Collection entries:
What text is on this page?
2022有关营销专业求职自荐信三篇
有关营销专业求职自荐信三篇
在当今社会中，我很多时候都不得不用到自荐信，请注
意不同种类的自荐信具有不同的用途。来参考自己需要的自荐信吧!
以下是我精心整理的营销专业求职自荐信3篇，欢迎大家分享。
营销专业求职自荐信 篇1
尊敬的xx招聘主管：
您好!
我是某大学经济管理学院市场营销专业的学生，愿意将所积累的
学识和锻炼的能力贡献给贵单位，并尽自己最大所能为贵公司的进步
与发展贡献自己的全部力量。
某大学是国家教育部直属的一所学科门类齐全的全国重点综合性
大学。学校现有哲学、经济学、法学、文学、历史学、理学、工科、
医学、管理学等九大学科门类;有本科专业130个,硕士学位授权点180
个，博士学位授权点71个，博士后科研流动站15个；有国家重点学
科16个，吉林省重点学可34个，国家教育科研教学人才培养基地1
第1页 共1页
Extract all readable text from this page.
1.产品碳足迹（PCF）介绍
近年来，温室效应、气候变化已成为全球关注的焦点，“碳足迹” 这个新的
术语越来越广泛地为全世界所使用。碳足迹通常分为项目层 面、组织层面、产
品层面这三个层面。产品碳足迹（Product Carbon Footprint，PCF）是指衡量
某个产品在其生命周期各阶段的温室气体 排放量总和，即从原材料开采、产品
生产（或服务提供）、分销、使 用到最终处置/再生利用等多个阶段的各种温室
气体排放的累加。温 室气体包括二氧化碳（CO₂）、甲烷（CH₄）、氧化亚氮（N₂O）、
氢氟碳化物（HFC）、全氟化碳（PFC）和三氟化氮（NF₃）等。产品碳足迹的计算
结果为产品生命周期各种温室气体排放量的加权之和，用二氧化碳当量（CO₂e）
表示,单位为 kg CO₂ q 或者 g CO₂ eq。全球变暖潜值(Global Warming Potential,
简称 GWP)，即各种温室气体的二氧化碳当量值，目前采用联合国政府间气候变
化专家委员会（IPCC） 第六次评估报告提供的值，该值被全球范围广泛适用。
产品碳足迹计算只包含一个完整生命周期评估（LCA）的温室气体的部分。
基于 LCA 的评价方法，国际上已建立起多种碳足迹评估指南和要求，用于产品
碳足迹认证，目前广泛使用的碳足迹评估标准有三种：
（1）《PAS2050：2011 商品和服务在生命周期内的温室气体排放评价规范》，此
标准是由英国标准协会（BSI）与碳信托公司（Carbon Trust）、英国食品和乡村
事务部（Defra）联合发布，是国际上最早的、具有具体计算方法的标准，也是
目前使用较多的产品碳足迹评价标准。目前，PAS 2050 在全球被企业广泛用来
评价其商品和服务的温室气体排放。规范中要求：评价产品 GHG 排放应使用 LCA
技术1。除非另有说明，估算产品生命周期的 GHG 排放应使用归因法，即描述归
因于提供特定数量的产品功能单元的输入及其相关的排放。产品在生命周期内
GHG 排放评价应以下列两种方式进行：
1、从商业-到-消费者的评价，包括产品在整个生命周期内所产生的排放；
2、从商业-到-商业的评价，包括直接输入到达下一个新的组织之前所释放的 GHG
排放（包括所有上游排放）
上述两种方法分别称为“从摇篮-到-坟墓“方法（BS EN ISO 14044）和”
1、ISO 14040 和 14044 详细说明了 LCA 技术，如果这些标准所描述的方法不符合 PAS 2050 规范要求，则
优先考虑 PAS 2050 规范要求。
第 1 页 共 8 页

EXERCISE BRIEF: Find every line in the entries that includes the word "text", then state how many there are and nothing else.

FINAL ANSWER: 2